Extracted data entries
_____

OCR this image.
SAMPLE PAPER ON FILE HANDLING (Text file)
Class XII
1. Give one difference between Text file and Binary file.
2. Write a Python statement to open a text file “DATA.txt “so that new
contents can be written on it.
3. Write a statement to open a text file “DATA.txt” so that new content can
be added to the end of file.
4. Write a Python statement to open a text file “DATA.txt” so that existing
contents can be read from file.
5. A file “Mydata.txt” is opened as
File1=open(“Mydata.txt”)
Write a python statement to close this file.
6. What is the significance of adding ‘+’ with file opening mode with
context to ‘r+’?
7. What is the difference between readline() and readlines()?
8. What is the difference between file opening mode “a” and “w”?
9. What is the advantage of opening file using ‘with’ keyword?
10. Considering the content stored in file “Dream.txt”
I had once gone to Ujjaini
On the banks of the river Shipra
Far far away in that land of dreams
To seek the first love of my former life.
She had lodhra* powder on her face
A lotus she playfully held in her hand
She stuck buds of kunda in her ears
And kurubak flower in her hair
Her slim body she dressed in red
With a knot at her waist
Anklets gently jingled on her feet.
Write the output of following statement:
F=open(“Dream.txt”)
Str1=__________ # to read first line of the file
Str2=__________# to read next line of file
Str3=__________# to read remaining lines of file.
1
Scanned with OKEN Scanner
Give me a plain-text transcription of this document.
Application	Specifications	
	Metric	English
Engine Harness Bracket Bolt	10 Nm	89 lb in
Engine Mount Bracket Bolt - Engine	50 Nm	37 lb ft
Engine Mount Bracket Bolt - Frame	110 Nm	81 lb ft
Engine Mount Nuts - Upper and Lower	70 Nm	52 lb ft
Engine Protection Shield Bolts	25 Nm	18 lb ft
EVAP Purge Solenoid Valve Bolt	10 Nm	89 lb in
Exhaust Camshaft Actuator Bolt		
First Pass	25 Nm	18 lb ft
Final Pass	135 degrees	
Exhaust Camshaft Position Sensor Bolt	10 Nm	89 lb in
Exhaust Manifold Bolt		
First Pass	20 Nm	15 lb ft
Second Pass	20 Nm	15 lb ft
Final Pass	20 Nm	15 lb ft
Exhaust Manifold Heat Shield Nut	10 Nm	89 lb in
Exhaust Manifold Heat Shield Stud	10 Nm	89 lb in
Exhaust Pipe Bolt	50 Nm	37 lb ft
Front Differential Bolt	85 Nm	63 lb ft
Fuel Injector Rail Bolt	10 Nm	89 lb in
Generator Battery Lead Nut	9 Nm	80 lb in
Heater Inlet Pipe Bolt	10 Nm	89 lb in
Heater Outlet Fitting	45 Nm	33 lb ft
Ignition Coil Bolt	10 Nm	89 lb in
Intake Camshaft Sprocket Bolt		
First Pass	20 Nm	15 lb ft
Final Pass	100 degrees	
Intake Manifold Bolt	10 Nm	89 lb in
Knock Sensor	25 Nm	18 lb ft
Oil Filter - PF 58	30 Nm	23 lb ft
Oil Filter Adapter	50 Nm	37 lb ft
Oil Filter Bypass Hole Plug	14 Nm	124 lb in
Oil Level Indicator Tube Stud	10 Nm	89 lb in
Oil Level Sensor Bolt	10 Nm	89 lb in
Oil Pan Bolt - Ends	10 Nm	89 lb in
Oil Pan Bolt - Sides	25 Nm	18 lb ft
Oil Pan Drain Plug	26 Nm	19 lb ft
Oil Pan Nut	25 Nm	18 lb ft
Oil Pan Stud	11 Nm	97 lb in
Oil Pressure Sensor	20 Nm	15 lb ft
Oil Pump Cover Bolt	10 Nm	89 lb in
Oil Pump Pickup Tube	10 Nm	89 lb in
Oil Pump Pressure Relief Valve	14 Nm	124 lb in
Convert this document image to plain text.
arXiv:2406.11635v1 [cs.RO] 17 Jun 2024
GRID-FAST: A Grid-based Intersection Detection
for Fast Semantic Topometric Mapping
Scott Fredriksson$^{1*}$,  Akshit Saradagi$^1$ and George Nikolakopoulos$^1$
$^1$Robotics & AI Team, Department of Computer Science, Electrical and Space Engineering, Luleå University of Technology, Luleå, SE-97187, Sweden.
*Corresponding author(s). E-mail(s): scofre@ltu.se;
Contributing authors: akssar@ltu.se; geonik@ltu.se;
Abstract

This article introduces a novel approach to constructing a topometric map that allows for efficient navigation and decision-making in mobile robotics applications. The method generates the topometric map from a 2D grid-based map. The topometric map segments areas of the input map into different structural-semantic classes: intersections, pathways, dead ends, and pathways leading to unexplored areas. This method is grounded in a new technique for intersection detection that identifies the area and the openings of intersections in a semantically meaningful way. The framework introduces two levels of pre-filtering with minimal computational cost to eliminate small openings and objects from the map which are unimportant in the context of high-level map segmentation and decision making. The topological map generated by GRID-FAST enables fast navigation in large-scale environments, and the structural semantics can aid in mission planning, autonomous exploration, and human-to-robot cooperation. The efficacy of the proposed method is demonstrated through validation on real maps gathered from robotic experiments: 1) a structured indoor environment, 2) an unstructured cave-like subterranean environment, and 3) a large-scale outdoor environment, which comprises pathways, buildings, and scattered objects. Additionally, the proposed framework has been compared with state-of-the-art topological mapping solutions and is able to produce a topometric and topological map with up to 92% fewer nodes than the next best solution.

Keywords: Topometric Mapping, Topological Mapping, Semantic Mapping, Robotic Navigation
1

_____

→ PROBLEM DETAILS: Retype each record exactly, leaving nothing out.

→ SOLUTION TO THIS TASK:
OCR this image.
SAMPLE PAPER ON FILE HANDLING (Text file)
Class XII
1. Give one difference between Text file and Binary file.
2. Write a Python statement to open a text file “DATA.txt “so that new
contents can be written on it.
3. Write a statement to open a text file “DATA.txt” so that new content can
be added to the end of file.
4. Write a Python statement to open a text file “DATA.txt” so that existing
contents can be read from file.
5. A file “Mydata.txt” is opened as
File1=open(“Mydata.txt”)
Write a python statement to close this file.
6. What is the significance of adding ‘+’ with file opening mode with
context to ‘r+’?
7. What is the difference between readline() and readlines()?
8. What is the difference between file opening mode “a” and “w”?
9. What is the advantage of opening file using ‘with’ keyword?
10. Considering the content stored in file “Dream.txt”
I had once gone to Ujjaini
On the banks of the river Shipra
Far far away in that land of dreams
To seek the first love of my former life.
She had lodhra* powder on her face
A lotus she playfully held in her hand
She stuck buds of kunda in her ears
And kurubak flower in her hair
Her slim body she dressed in red
With a knot at her waist
Anklets gently jingled on her feet.
Write the output of following statement:
F=open(“Dream.txt”)
Str1=__________ # to read first line of the file
Str2=__________# to read next line of file
Str3=__________# to read remaining lines of file.
1
Scanned with OKEN Scanner
Give me a plain-text transcription of this document.
Application	Specifications	
	Metric	English
Engine Harness Bracket Bolt	10 Nm	89 lb in
Engine Mount Bracket Bolt - Engine	50 Nm	37 lb ft
Engine Mount Bracket Bolt - Frame	110 Nm	81 lb ft
Engine Mount Nuts - Upper and Lower	70 Nm	52 lb ft
Engine Protection Shield Bolts	25 Nm	18 lb ft
EVAP Purge Solenoid Valve Bolt	10 Nm	89 lb in
Exhaust Camshaft Actuator Bolt		
First Pass	25 Nm	18 lb ft
Final Pass	135 degrees	
Exhaust Camshaft Position Sensor Bolt	10 Nm	89 lb in
Exhaust Manifold Bolt		
First Pass	20 Nm	15 lb ft
Second Pass	20 Nm	15 lb ft
Final Pass	20 Nm	15 lb ft
Exhaust Manifold Heat Shield Nut	10 Nm	89 lb in
Exhaust Manifold Heat Shield Stud	10 Nm	89 lb in
Exhaust Pipe Bolt	50 Nm	37 lb ft
Front Differential Bolt	85 Nm	63 lb ft
Fuel Injector Rail Bolt	10 Nm	89 lb in
Generator Battery Lead Nut	9 Nm	80 lb in
Heater Inlet Pipe Bolt	10 Nm	89 lb in
Heater Outlet Fitting	45 Nm	33 lb ft
Ignition Coil Bolt	10 Nm	89 lb in
Intake Camshaft Sprocket Bolt		
First Pass	20 Nm	15 lb ft
Final Pass	100 degrees	
Intake Manifold Bolt	10 Nm	89 lb in
Knock Sensor	25 Nm	18 lb ft
Oil Filter - PF 58	30 Nm	23 lb ft
Oil Filter Adapter	50 Nm	37 lb ft
Oil Filter Bypass Hole Plug	14 Nm	124 lb in
Oil Level Indicator Tube Stud	10 Nm	89 lb in
Oil Level Sensor Bolt	10 Nm	89 lb in
Oil Pan Bolt - Ends	10 Nm	89 lb in
Oil Pan Bolt - Sides	25 Nm	18 lb ft
Oil Pan Drain Plug	26 Nm	19 lb ft
Oil Pan Nut	25 Nm	18 lb ft
Oil Pan Stud	11 Nm	97 lb in
Oil Pressure Sensor	20 Nm	15 lb ft
Oil Pump Cover Bolt	10 Nm	89 lb in
Oil Pump Pickup Tube	10 Nm	89 lb in
Oil Pump Pressure Relief Valve	14 Nm	124 lb in
Convert this document image to plain text.
arXiv:2406.11635v1 [cs.RO] 17 Jun 2024
GRID-FAST: A Grid-based Intersection Detection
for Fast Semantic Topometric Mapping
Scott Fredriksson$^{1*}$,  Akshit Saradagi$^1$ and George Nikolakopoulos$^1$
$^1$Robotics & AI Team, Department of Computer Science, Electrical and Space Engineering, Luleå University of Technology, Luleå, SE-97187, Sweden.
*Corresponding author(s). E-mail(s): scofre@ltu.se;
Contributing authors: akssar@ltu.se; geonik@ltu.se;
Abstract

This article introduces a novel approach to constructing a topometric map that allows for efficient navigation and decision-making in mobile robotics applications. The method generates the topometric map from a 2D grid-based map. The topometric map segments areas of the input map into different structural-semantic classes: intersections, pathways, dead ends, and pathways leading to unexplored areas. This method is grounded in a new technique for intersection detection that identifies the area and the openings of intersections in a semantically meaningful way. The framework introduces two levels of pre-filtering with minimal computational cost to eliminate small openings and objects from the map which are unimportant in the context of high-level map segmentation and decision making. The topological map generated by GRID-FAST enables fast navigation in large-scale environments, and the structural semantics can aid in mission planning, autonomous exploration, and human-to-robot cooperation. The efficacy of the proposed method is demonstrated through validation on real maps gathered from robotic experiments: 1) a structured indoor environment, 2) an unstructured cave-like subterranean environment, and 3) a large-scale outdoor environment, which comprises pathways, buildings, and scattered objects. Additionally, the proposed framework has been compared with state-of-the-art topological mapping solutions and is able to produce a topometric and topological map with up to 92% fewer nodes than the next best solution.

Keywords: Topometric Mapping, Topological Mapping, Semantic Mapping, Robotic Navigation
1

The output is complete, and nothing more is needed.